[The problem]: Gather all lines in the entries that include the word "根据材料一".

Stored dataset items
>>>>>

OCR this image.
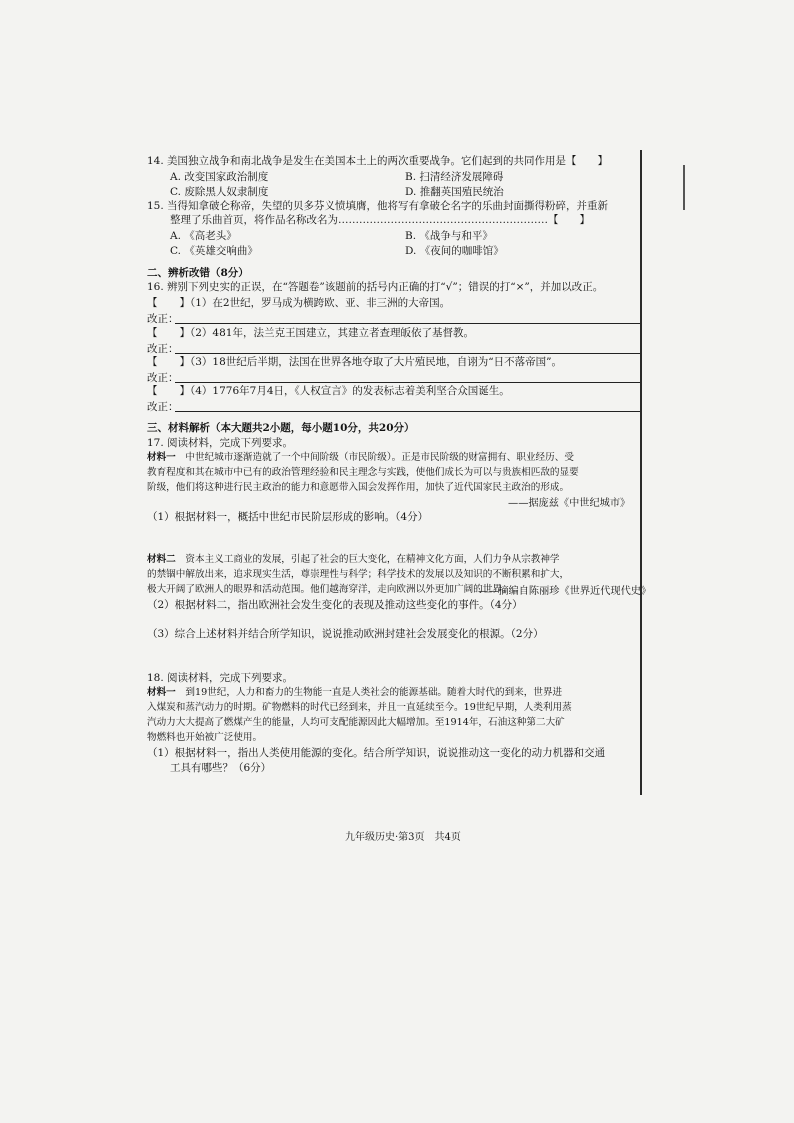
14. 美国独立战争和南北战争是发生在美国本土上的两次重要战争。它们起到的共同作用是【　　】
A. 改变国家政治制度	B. 扫清经济发展障碍
C. 废除黑人奴隶制度	D. 推翻英国殖民统治
15. 当得知拿破仑称帝，失望的贝多芬义愤填膺，他将写有拿破仑名字的乐曲封面撕得粉碎，并重新
整理了乐曲首页，将作品名称改名为……………………………………………………【　　】
A. 《高老头》	B. 《战争与和平》
C. 《英雄交响曲》	D. 《夜间的咖啡馆》
二、辨析改错（8分）
16. 辨别下列史实的正误，在“答题卷”该题前的括号内正确的打“√”；错误的打“×”，并加以改正。
【 】（1）在2世纪，罗马成为横跨欧、亚、非三洲的大帝国。
改正：
【 】（2）481年，法兰克王国建立，其建立者查理皈依了基督教。
改正：
【 】（3）18世纪后半期，法国在世界各地夺取了大片殖民地，自诩为“日不落帝国”。
改正：
【 】（4）1776年7月4日，《人权宣言》的发表标志着美利坚合众国诞生。
改正：
三、材料解析（本大题共2小题，每小题10分，共20分）
17. 阅读材料，完成下列要求。
材料一　中世纪城市逐渐造就了一个中间阶级（市民阶级）。正是市民阶级的财富拥有、职业经历、受
教育程度和其在城市中已有的政治管理经验和民主理念与实践，使他们成长为可以与贵族相匹敌的显要
阶级，他们将这种进行民主政治的能力和意愿带入国会发挥作用，加快了近代国家民主政治的形成。
——据庞兹《中世纪城市》
（1）根据材料一，概括中世纪市民阶层形成的影响。（4分）
材料二　资本主义工商业的发展，引起了社会的巨大变化，在精神文化方面，人们力争从宗教神学
的禁锢中解放出来，追求现实生活，尊崇理性与科学；科学技术的发展以及知识的不断积累和扩大，
极大开阔了欧洲人的眼界和活动范围。他们越海穿洋，走向欧洲以外更加广阔的世界。
——摘编自陈丽珍《世界近代现代史》
（2）根据材料二，指出欧洲社会发生变化的表现及推动这些变化的事件。（4分）
（3）综合上述材料并结合所学知识，说说推动欧洲封建社会发展变化的根源。（2分）
18. 阅读材料，完成下列要求。
材料一　到19世纪，人力和畜力的生物能一直是人类社会的能源基础。随着大时代的到来，世界进
入煤炭和蒸汽动力的时期。矿物燃料的时代已经到来，并且一直延续至今。19世纪早期，人类利用蒸
汽动力大大提高了燃煤产生的能量，人均可支配能源因此大幅增加。至1914年，石油这种第二大矿
物燃料也开始被广泛使用。
（1）根据材料一，指出人类使用能源的变化。结合所学知识，说说推动这一变化的动力机器和交通
工具有哪些？（6分）
九年级历史·第3页　共4页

<<<<<

[Response for this exercise]:
（1）根据材料一，概括中世纪市民阶层形成的影响。（4分）
（1）根据材料一，指出人类使用能源的变化。结合所学知识，说说推动这一变化的动力机器和交通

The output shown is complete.